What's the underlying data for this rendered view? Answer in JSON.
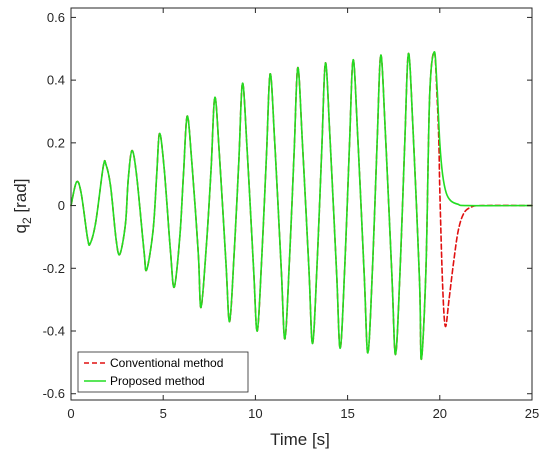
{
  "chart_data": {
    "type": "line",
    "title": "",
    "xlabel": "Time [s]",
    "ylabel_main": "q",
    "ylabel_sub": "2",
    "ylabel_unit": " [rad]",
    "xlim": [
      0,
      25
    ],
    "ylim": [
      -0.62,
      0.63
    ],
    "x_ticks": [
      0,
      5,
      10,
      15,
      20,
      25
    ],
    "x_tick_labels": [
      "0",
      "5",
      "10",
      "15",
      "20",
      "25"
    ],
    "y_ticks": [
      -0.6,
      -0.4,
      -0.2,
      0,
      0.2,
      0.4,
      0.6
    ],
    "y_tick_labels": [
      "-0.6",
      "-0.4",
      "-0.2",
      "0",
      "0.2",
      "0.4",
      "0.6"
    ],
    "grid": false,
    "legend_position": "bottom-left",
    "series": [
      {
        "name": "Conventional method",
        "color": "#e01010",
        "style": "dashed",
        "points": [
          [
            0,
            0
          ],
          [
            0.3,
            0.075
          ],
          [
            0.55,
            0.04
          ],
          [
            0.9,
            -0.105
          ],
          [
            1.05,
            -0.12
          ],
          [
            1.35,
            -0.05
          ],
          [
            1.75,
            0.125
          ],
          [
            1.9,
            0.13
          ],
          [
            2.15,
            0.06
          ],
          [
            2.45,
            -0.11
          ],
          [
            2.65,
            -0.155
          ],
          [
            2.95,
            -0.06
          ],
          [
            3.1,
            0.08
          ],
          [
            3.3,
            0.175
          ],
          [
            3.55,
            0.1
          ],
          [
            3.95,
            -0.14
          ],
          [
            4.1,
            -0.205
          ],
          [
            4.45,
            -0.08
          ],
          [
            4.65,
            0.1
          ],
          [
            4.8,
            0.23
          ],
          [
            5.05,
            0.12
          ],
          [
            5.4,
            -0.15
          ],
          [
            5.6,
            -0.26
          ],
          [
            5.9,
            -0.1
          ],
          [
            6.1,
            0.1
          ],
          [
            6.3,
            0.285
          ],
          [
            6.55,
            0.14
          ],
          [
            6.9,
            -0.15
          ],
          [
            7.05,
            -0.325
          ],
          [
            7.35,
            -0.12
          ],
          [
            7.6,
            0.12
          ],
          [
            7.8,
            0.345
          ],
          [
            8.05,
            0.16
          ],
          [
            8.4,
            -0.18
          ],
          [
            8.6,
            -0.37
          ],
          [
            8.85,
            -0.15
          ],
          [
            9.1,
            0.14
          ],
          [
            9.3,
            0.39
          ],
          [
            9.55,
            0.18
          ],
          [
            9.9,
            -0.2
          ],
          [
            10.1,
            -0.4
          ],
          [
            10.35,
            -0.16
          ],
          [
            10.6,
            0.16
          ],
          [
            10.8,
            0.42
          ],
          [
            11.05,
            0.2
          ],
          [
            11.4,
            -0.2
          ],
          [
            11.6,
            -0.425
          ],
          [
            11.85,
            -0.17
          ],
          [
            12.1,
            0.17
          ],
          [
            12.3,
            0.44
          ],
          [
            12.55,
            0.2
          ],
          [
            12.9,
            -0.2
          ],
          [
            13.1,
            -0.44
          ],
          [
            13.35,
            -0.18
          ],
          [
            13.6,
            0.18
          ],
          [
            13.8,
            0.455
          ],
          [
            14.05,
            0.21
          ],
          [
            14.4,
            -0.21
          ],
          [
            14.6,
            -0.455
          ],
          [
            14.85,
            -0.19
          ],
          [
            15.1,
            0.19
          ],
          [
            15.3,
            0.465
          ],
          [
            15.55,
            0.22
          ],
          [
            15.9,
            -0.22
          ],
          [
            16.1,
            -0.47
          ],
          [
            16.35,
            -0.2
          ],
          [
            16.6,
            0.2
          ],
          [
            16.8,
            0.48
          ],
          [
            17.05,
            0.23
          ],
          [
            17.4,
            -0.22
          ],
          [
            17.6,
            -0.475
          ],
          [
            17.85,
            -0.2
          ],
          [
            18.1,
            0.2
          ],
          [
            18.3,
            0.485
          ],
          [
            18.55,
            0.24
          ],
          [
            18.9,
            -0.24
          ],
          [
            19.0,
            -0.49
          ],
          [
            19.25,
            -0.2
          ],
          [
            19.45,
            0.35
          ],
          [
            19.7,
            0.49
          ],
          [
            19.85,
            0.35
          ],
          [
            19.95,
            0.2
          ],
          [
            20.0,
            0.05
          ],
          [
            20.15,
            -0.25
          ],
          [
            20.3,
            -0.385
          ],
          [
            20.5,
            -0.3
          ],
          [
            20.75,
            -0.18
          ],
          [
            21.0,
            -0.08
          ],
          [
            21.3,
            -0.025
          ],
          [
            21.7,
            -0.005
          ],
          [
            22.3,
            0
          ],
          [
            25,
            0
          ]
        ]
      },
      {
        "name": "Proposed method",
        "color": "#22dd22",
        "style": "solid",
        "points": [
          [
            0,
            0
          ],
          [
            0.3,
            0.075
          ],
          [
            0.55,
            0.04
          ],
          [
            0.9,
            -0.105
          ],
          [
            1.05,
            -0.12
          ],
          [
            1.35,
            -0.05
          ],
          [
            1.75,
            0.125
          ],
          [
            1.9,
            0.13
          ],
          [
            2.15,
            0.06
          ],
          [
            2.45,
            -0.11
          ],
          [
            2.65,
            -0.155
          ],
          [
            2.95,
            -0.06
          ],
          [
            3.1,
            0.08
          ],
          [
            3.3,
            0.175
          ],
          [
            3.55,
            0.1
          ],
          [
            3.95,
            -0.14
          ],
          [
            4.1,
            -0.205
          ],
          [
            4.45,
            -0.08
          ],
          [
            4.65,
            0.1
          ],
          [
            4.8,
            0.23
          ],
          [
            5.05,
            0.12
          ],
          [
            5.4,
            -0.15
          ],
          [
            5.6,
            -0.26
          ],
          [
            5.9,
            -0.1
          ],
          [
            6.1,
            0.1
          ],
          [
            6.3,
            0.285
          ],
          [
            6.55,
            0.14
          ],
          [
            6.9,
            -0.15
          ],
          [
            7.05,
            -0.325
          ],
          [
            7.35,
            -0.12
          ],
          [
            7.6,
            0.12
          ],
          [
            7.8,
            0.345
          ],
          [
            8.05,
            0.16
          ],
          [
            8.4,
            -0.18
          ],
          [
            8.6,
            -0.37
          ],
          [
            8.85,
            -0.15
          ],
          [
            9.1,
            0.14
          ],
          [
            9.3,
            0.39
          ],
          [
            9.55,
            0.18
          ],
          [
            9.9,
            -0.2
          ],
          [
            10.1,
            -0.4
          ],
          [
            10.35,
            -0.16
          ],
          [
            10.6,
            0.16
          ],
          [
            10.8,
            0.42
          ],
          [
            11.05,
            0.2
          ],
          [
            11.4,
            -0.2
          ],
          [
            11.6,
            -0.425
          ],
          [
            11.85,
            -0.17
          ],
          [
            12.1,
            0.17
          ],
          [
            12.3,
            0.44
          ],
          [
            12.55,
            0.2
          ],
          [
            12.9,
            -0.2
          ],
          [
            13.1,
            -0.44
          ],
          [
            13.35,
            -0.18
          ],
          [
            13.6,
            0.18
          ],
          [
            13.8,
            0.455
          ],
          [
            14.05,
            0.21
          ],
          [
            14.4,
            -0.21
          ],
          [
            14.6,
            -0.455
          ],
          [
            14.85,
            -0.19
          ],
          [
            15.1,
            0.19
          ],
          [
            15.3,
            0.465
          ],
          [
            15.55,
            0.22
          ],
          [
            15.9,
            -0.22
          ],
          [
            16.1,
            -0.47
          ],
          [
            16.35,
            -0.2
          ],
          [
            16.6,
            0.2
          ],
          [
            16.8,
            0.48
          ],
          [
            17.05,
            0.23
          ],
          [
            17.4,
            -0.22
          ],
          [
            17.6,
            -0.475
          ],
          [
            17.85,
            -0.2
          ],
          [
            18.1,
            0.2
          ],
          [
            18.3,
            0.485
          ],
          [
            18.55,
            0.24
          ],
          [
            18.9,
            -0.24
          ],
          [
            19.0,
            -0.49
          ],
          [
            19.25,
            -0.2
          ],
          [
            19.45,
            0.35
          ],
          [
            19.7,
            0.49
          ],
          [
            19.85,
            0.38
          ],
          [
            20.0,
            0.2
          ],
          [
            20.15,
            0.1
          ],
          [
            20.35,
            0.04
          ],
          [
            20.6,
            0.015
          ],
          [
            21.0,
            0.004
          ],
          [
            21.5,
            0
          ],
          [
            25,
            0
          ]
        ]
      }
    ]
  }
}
+++++
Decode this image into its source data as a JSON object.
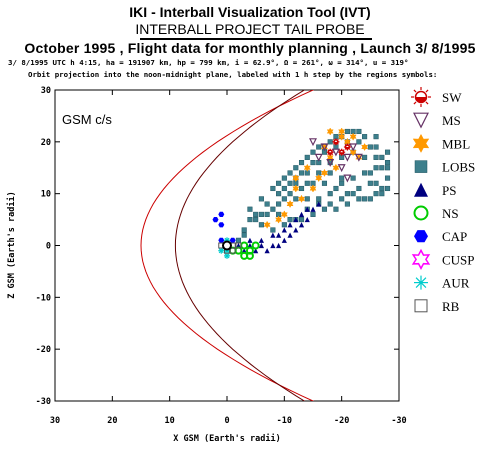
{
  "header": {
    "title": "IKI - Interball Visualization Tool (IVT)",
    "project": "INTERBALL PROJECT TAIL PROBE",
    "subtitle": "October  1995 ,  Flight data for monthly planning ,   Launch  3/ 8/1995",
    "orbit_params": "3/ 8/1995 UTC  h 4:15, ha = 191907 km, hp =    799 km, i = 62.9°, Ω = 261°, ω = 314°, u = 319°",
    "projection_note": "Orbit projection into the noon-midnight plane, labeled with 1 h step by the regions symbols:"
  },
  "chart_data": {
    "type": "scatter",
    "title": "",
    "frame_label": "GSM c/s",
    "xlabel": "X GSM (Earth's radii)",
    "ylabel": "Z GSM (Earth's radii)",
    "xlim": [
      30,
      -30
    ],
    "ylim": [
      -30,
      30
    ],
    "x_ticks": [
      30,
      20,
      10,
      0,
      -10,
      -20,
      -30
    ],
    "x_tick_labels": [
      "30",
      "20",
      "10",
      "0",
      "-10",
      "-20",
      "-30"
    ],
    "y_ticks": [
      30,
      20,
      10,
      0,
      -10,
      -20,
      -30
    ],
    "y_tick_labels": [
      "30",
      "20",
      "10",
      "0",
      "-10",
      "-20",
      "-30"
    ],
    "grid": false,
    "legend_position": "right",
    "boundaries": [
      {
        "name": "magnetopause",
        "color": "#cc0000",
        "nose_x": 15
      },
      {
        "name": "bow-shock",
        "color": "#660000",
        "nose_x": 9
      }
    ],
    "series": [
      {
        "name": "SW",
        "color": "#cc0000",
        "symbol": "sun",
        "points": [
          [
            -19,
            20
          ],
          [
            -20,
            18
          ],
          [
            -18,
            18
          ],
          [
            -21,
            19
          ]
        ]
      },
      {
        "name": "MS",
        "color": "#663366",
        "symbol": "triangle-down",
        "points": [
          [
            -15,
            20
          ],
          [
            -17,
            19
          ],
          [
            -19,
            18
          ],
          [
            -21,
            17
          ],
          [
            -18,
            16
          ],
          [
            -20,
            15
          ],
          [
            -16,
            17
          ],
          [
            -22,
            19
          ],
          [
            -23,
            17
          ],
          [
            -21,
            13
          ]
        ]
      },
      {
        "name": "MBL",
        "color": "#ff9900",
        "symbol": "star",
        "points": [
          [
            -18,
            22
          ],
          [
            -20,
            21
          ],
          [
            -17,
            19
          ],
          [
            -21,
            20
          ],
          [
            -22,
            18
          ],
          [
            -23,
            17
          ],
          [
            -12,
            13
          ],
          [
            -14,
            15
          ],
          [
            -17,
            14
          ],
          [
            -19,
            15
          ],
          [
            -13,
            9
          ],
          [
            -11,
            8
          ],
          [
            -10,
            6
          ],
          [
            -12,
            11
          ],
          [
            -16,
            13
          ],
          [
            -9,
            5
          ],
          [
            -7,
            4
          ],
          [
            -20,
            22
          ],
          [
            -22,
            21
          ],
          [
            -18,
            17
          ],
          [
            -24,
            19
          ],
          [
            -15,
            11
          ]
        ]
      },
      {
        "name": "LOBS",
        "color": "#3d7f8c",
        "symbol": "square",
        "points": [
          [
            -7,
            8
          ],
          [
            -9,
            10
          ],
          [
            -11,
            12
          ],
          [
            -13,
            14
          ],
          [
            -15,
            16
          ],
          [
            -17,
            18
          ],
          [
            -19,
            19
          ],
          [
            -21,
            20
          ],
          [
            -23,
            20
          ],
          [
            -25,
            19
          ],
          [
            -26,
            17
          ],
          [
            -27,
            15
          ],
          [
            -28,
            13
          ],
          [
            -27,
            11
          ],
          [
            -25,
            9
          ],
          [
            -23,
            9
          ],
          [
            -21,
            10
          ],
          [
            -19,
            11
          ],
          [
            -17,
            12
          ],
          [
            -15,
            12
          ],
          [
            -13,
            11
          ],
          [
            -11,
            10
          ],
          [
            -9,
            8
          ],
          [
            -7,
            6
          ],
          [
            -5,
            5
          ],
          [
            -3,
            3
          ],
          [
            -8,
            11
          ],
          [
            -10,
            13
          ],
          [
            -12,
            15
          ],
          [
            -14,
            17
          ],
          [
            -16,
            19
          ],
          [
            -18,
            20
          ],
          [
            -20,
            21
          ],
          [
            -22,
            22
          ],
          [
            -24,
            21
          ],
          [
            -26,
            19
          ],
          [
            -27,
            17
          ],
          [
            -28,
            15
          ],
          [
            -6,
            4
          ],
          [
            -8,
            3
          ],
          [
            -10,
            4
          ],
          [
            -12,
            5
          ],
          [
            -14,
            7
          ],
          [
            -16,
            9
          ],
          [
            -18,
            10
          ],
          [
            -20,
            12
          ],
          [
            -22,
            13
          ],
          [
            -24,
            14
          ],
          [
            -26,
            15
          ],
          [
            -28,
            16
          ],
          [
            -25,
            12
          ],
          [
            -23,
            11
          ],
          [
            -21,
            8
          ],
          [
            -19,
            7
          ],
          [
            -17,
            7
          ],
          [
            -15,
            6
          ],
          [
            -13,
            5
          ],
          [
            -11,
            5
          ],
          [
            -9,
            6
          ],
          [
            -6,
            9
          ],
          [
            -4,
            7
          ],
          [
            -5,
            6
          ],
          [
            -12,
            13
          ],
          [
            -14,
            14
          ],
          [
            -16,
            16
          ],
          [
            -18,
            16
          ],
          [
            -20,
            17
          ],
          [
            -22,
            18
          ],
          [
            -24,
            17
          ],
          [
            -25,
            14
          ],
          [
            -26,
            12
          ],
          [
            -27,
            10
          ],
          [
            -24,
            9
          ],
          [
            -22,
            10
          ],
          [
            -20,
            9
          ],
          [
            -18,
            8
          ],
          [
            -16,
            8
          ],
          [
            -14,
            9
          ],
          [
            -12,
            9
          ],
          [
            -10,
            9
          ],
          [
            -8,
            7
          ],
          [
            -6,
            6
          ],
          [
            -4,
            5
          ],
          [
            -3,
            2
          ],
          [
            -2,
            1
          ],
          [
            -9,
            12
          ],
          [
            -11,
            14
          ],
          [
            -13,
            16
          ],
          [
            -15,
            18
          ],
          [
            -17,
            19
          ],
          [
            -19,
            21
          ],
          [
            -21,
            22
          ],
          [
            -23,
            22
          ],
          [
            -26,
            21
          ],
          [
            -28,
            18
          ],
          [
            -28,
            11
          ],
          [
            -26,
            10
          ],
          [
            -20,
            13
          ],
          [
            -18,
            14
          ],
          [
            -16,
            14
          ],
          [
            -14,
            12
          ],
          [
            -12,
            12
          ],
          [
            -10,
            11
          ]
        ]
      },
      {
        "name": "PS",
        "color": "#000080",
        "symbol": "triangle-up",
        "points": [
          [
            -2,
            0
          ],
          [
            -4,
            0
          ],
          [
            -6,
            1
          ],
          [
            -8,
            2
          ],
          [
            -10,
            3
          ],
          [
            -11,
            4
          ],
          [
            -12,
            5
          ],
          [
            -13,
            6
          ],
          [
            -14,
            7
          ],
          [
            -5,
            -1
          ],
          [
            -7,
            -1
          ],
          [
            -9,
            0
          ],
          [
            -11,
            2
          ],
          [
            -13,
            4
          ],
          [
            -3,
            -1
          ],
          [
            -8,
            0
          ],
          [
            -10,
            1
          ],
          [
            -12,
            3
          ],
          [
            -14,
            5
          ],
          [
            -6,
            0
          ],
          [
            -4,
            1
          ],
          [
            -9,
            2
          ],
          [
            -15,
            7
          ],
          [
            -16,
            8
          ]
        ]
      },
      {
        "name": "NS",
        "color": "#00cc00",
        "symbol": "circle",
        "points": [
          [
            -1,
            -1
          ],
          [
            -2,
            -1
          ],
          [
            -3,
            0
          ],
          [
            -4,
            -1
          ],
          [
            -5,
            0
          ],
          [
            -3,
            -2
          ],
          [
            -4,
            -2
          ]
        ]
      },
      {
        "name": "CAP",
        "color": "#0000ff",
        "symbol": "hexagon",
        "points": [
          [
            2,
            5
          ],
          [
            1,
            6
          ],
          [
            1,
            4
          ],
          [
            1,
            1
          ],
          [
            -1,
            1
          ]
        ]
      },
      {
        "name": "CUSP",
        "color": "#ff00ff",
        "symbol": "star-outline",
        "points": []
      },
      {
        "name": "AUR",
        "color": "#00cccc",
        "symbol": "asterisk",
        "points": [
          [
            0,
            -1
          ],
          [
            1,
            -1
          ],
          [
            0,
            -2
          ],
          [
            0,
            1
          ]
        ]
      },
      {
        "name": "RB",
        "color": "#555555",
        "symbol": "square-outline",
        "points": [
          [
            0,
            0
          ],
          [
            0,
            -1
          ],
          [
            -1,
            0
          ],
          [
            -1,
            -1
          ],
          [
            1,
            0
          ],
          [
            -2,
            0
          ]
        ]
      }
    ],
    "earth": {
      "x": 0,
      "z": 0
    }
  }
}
+++++
- The problem: Count the lines above that contain the word "this". Give only the number.

- In response: 2